* **STORED DATA**:
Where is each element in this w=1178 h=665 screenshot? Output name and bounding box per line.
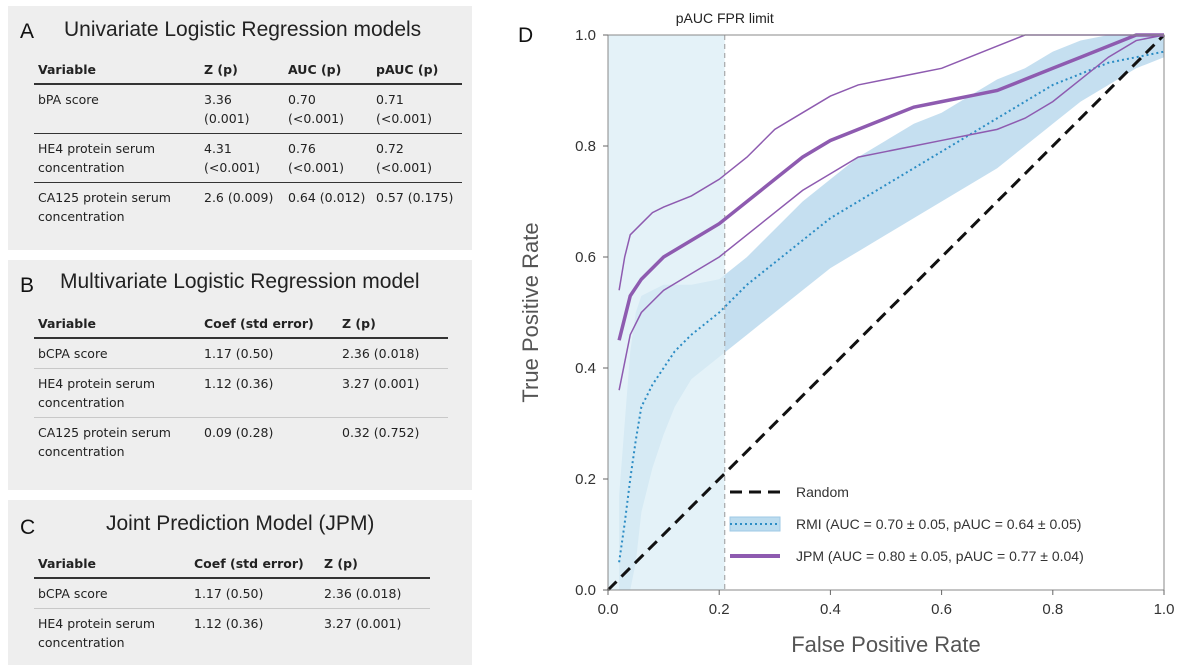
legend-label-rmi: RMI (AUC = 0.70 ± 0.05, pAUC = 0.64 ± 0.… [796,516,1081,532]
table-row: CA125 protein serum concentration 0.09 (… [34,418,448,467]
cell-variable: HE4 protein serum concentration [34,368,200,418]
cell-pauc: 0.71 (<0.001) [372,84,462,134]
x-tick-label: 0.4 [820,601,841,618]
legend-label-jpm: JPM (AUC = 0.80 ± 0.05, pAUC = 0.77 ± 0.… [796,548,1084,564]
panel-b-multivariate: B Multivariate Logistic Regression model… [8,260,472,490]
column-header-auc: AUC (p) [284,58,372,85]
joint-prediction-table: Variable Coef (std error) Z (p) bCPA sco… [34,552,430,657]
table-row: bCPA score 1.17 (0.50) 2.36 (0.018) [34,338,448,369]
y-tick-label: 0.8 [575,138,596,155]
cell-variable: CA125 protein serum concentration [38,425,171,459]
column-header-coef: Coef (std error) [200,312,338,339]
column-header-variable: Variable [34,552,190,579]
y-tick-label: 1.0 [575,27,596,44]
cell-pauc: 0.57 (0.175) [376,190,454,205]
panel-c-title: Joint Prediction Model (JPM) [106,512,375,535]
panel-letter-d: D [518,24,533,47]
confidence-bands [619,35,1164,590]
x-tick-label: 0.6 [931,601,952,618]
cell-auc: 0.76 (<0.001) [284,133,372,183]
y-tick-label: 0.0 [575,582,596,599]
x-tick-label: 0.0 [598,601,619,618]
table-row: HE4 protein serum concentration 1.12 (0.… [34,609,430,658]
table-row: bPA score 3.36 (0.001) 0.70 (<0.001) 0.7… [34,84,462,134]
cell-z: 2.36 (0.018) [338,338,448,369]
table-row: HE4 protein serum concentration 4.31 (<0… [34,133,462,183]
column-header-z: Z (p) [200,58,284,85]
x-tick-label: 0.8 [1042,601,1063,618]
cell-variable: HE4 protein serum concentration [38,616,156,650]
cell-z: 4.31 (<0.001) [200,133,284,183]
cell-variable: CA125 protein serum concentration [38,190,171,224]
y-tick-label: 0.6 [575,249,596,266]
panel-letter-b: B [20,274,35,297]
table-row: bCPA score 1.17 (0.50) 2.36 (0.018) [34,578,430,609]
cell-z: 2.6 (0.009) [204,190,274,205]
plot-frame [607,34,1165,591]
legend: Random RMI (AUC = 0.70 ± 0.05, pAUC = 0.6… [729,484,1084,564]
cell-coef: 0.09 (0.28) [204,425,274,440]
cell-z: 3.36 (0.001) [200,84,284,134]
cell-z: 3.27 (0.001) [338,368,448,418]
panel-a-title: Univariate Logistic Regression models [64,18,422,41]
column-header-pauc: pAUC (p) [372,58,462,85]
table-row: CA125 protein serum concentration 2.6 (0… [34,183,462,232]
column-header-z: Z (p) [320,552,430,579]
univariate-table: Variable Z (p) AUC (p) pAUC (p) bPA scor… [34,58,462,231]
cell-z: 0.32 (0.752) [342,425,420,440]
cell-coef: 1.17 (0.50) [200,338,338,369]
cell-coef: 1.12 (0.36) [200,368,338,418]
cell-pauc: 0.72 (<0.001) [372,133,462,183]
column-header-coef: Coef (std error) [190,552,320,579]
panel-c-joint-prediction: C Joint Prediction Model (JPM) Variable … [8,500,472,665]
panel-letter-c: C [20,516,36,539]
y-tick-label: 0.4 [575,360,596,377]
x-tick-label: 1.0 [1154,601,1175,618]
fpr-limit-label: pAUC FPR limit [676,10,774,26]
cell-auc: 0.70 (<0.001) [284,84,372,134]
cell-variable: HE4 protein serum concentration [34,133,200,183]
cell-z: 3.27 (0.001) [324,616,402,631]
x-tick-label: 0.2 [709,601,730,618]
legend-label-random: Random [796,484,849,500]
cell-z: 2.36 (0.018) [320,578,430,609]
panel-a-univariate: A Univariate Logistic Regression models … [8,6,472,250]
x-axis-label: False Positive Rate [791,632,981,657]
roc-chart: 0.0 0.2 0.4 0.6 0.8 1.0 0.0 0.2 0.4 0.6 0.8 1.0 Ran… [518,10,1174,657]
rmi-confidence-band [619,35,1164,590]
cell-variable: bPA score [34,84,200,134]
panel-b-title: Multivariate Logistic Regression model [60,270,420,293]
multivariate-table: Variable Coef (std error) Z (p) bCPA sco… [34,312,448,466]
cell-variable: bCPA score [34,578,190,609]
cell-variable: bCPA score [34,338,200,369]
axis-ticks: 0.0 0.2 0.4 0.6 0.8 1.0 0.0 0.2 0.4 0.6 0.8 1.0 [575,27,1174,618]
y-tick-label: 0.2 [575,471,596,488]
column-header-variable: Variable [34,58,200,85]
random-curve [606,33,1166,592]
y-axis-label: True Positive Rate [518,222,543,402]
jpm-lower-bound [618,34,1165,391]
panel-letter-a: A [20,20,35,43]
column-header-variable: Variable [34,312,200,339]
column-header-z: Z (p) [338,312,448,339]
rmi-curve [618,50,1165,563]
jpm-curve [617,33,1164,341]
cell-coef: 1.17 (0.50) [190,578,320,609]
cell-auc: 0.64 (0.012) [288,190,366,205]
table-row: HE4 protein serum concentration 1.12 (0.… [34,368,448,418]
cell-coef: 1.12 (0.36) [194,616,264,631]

* **EXERCISE DESCRIPTION**:
Copy out, in full, each line above that has the word "header" in it.

* **EXERCISE ANSWER**:
column-header-auc: AUC (p) [284,58,372,85]
column-header-coef: Coef (std error) [200,312,338,339]
column-header-variable: Variable [34,552,190,579]
column-header-z: Z (p) [200,58,284,85]
column-header-pauc: pAUC (p) [372,58,462,85]
column-header-z: Z (p) [320,552,430,579]
column-header-coef: Coef (std error) [190,552,320,579]
column-header-variable: Variable [34,58,200,85]
column-header-variable: Variable [34,312,200,339]
column-header-z: Z (p) [338,312,448,339]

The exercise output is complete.